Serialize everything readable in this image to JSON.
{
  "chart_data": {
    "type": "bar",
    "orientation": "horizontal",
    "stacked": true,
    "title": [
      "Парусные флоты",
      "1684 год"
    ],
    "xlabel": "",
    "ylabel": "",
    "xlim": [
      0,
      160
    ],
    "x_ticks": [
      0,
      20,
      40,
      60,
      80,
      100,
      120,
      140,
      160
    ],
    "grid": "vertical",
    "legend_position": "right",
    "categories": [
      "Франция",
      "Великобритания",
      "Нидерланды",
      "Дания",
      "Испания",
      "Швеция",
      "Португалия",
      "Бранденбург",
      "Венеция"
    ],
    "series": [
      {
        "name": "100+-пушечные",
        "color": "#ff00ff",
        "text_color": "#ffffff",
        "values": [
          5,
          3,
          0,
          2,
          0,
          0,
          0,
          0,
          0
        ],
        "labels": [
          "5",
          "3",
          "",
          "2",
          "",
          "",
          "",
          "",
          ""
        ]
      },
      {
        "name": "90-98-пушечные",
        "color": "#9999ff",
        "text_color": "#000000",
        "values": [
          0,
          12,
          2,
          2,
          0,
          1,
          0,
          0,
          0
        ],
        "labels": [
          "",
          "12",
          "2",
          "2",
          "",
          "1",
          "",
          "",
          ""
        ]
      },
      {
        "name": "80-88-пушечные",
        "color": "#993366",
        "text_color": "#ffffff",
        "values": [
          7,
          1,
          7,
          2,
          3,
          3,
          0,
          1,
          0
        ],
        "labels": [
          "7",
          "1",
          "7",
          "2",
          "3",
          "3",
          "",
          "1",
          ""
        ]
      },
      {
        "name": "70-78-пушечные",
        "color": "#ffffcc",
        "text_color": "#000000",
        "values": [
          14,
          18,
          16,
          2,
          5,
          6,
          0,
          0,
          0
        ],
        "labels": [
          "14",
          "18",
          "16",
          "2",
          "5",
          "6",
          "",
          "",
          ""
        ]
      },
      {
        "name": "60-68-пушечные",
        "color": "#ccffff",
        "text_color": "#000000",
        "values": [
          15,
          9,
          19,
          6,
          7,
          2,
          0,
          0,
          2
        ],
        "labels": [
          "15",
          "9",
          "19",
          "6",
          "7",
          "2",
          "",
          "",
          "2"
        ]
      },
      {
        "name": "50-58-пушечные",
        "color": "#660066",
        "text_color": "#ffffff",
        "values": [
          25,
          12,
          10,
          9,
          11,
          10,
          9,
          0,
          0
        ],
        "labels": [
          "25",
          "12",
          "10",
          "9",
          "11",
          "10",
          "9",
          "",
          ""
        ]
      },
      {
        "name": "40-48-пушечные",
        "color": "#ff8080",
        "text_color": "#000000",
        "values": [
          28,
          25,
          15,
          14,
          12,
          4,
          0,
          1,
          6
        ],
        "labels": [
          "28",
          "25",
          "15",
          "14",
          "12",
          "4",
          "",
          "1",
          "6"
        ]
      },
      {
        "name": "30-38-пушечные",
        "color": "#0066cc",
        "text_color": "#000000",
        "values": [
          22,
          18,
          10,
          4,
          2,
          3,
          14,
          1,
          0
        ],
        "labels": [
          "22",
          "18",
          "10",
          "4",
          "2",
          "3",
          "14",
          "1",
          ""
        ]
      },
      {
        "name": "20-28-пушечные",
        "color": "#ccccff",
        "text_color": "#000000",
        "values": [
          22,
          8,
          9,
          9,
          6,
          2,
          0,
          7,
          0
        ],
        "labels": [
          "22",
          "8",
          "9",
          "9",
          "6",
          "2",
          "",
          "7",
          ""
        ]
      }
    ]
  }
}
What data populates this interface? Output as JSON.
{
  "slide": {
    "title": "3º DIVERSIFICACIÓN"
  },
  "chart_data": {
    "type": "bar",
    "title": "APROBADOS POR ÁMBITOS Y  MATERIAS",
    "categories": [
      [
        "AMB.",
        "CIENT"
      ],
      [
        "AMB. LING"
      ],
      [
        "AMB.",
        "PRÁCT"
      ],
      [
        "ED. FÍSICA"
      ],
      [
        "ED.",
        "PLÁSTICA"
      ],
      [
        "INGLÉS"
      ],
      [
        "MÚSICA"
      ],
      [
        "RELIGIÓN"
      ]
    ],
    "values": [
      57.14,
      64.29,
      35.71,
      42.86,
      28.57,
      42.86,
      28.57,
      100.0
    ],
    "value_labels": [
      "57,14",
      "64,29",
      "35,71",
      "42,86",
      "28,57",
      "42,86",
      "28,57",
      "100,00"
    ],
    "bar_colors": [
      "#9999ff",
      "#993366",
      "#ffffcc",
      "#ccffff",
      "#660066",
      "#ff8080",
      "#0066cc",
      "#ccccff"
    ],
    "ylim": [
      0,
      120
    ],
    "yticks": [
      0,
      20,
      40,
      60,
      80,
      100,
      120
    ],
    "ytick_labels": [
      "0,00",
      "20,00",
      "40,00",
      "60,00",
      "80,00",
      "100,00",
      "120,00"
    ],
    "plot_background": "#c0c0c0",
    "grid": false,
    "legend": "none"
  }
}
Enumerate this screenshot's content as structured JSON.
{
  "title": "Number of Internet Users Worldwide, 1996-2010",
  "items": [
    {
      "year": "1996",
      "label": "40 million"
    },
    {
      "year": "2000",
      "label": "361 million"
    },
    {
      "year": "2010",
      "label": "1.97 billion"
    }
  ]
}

-*-

◆ Aim
Return all of the data exactly as it reads.

◆ The output
Serialize everything readable in this image to JSON.
{
  "chart_data": {
    "type": "bar",
    "orientation": "horizontal",
    "stacked": true,
    "title": [
      "Парусные флоты",
      "1684 год"
    ],
    "xlabel": "",
    "ylabel": "",
    "xlim": [
      0,
      160
    ],
    "x_ticks": [
      0,
      20,
      40,
      60,
      80,
      100,
      120,
      140,
      160
    ],
    "grid": "vertical",
    "legend_position": "right",
    "categories": [
      "Франция",
      "Великобритания",
      "Нидерланды",
      "Дания",
      "Испания",
      "Швеция",
      "Португалия",
      "Бранденбург",
      "Венеция"
    ],
    "series": [
      {
        "name": "100+-пушечные",
        "color": "#ff00ff",
        "text_color": "#ffffff",
        "values": [
          5,
          3,
          0,
          2,
          0,
          0,
          0,
          0,
          0
        ],
        "labels": [
          "5",
          "3",
          "",
          "2",
          "",
          "",
          "",
          "",
          ""
        ]
      },
      {
        "name": "90-98-пушечные",
        "color": "#9999ff",
        "text_color": "#000000",
        "values": [
          0,
          12,
          2,
          2,
          0,
          1,
          0,
          0,
          0
        ],
        "labels": [
          "",
          "12",
          "2",
          "2",
          "",
          "1",
          "",
          "",
          ""
        ]
      },
      {
        "name": "80-88-пушечные",
        "color": "#993366",
        "text_color": "#ffffff",
        "values": [
          7,
          1,
          7,
          2,
          3,
          3,
          0,
          1,
          0
        ],
        "labels": [
          "7",
          "1",
          "7",
          "2",
          "3",
          "3",
          "",
          "1",
          ""
        ]
      },
      {
        "name": "70-78-пушечные",
        "color": "#ffffcc",
        "text_color": "#000000",
        "values": [
          14,
          18,
          16,
          2,
          5,
          6,
          0,
          0,
          0
        ],
        "labels": [
          "14",
          "18",
          "16",
          "2",
          "5",
          "6",
          "",
          "",
          ""
        ]
      },
      {
        "name": "60-68-пушечные",
        "color": "#ccffff",
        "text_color": "#000000",
        "values": [
          15,
          9,
          19,
          6,
          7,
          2,
          0,
          0,
          2
        ],
        "labels": [
          "15",
          "9",
          "19",
          "6",
          "7",
          "2",
          "",
          "",
          "2"
        ]
      },
      {
        "name": "50-58-пушечные",
        "color": "#660066",
        "text_color": "#ffffff",
        "values": [
          25,
          12,
          10,
          9,
          11,
          10,
          9,
          0,
          0
        ],
        "labels": [
          "25",
          "12",
          "10",
          "9",
          "11",
          "10",
          "9",
          "",
          ""
        ]
      },
      {
        "name": "40-48-пушечные",
        "color": "#ff8080",
        "text_color": "#000000",
        "values": [
          28,
          25,
          15,
          14,
          12,
          4,
          0,
          1,
          6
        ],
        "labels": [
          "28",
          "25",
          "15",
          "14",
          "12",
          "4",
          "",
          "1",
          "6"
        ]
      },
      {
        "name": "30-38-пушечные",
        "color": "#0066cc",
        "text_color": "#000000",
        "values": [
          22,
          18,
          10,
          4,
          2,
          3,
          14,
          1,
          0
        ],
        "labels": [
          "22",
          "18",
          "10",
          "4",
          "2",
          "3",
          "14",
          "1",
          ""
        ]
      },
      {
        "name": "20-28-пушечные",
        "color": "#ccccff",
        "text_color": "#000000",
        "values": [
          22,
          8,
          9,
          9,
          6,
          2,
          0,
          7,
          0
        ],
        "labels": [
          "22",
          "8",
          "9",
          "9",
          "6",
          "2",
          "",
          "7",
          ""
        ]
      }
    ]
  }
}
What data populates this interface? Output as JSON.
{
  "slide": {
    "title": "3º DIVERSIFICACIÓN"
  },
  "chart_data": {
    "type": "bar",
    "title": "APROBADOS POR ÁMBITOS Y  MATERIAS",
    "categories": [
      [
        "AMB.",
        "CIENT"
      ],
      [
        "AMB. LING"
      ],
      [
        "AMB.",
        "PRÁCT"
      ],
      [
        "ED. FÍSICA"
      ],
      [
        "ED.",
        "PLÁSTICA"
      ],
      [
        "INGLÉS"
      ],
      [
        "MÚSICA"
      ],
      [
        "RELIGIÓN"
      ]
    ],
    "values": [
      57.14,
      64.29,
      35.71,
      42.86,
      28.57,
      42.86,
      28.57,
      100.0
    ],
    "value_labels": [
      "57,14",
      "64,29",
      "35,71",
      "42,86",
      "28,57",
      "42,86",
      "28,57",
      "100,00"
    ],
    "bar_colors": [
      "#9999ff",
      "#993366",
      "#ffffcc",
      "#ccffff",
      "#660066",
      "#ff8080",
      "#0066cc",
      "#ccccff"
    ],
    "ylim": [
      0,
      120
    ],
    "yticks": [
      0,
      20,
      40,
      60,
      80,
      100,
      120
    ],
    "ytick_labels": [
      "0,00",
      "20,00",
      "40,00",
      "60,00",
      "80,00",
      "100,00",
      "120,00"
    ],
    "plot_background": "#c0c0c0",
    "grid": false,
    "legend": "none"
  }
}
Enumerate this screenshot's content as structured JSON.
{
  "title": "Number of Internet Users Worldwide, 1996-2010",
  "items": [
    {
      "year": "1996",
      "label": "40 million"
    },
    {
      "year": "2000",
      "label": "361 million"
    },
    {
      "year": "2010",
      "label": "1.97 billion"
    }
  ]
}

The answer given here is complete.